--- Objective ---
Copy the listing below word for word, from its first line up to and including the line with "- gamma-slider-min-tick: [247, 113, 249, 129]".
>>>
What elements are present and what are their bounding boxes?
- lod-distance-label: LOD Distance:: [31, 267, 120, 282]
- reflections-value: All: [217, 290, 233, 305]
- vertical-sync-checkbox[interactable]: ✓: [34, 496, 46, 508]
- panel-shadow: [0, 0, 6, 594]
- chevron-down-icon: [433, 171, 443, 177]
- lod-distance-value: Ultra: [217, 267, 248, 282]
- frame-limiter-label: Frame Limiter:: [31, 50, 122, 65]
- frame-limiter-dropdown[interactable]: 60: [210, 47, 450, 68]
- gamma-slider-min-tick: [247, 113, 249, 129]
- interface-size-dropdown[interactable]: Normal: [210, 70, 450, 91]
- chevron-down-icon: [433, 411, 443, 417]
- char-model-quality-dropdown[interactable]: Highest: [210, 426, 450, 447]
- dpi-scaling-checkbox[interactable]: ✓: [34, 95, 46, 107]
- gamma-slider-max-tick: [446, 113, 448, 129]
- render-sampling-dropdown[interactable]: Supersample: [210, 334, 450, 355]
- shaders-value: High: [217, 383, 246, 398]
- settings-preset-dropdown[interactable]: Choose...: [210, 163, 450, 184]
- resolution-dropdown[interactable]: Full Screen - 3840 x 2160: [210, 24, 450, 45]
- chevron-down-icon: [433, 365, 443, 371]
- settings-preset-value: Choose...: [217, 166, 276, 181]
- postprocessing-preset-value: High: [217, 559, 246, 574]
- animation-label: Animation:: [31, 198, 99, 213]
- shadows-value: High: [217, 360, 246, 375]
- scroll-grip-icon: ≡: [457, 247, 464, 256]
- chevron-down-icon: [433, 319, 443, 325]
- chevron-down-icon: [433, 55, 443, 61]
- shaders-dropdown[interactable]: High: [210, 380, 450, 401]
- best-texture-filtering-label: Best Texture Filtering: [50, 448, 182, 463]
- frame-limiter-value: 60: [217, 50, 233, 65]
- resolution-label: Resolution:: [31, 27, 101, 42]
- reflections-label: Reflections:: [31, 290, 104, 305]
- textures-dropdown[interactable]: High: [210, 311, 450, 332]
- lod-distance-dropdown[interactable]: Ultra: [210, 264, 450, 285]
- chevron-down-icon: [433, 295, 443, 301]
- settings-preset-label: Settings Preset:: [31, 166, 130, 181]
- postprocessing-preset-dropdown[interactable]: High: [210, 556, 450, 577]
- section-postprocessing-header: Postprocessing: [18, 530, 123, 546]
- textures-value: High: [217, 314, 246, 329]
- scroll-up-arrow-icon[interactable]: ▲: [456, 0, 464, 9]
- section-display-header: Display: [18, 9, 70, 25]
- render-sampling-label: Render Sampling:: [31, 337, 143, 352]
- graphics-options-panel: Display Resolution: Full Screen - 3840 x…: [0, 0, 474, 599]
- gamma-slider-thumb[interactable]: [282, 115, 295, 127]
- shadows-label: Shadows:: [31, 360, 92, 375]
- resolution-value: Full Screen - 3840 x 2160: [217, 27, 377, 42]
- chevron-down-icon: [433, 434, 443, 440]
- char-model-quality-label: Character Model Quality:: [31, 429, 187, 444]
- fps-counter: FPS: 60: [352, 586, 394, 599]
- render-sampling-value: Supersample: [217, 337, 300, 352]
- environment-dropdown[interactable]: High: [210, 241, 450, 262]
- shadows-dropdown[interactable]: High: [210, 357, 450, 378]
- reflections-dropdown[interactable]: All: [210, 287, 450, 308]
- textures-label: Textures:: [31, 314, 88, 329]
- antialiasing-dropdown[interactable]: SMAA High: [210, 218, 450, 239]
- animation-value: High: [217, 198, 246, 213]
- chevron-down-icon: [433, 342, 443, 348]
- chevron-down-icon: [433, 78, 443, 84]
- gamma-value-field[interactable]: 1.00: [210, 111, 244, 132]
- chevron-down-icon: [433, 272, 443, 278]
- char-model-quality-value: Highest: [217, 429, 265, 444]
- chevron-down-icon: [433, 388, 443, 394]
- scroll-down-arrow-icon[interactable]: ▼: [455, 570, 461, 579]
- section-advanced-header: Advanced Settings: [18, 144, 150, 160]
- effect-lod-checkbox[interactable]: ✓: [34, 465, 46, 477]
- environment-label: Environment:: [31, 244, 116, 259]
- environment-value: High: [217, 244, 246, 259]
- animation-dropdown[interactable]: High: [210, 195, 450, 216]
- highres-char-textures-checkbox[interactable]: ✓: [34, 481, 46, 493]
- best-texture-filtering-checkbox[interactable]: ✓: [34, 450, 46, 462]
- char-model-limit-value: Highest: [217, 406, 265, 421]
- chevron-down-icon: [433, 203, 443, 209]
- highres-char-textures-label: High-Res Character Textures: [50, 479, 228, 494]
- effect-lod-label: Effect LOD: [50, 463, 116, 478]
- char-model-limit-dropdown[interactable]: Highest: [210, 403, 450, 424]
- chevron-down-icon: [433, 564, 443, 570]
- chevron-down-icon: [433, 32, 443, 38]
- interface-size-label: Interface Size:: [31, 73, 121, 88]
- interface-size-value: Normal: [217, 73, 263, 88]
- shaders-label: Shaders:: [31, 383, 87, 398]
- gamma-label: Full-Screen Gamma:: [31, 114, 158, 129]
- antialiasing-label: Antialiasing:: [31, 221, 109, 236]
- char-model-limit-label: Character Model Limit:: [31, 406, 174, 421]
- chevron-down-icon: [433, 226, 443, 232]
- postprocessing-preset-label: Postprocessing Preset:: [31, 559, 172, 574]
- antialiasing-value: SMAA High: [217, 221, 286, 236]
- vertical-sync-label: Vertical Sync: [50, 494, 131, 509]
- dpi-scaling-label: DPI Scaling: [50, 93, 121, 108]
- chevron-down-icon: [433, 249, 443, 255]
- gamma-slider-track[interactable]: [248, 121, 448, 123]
<<<
--- The answer ---
What elements are present and what are their bounding boxes?
- lod-distance-label: LOD Distance:: [31, 267, 120, 282]
- reflections-value: All: [217, 290, 233, 305]
- vertical-sync-checkbox[interactable]: ✓: [34, 496, 46, 508]
- panel-shadow: [0, 0, 6, 594]
- chevron-down-icon: [433, 171, 443, 177]
- lod-distance-value: Ultra: [217, 267, 248, 282]
- frame-limiter-label: Frame Limiter:: [31, 50, 122, 65]
- frame-limiter-dropdown[interactable]: 60: [210, 47, 450, 68]
- gamma-slider-min-tick: [247, 113, 249, 129]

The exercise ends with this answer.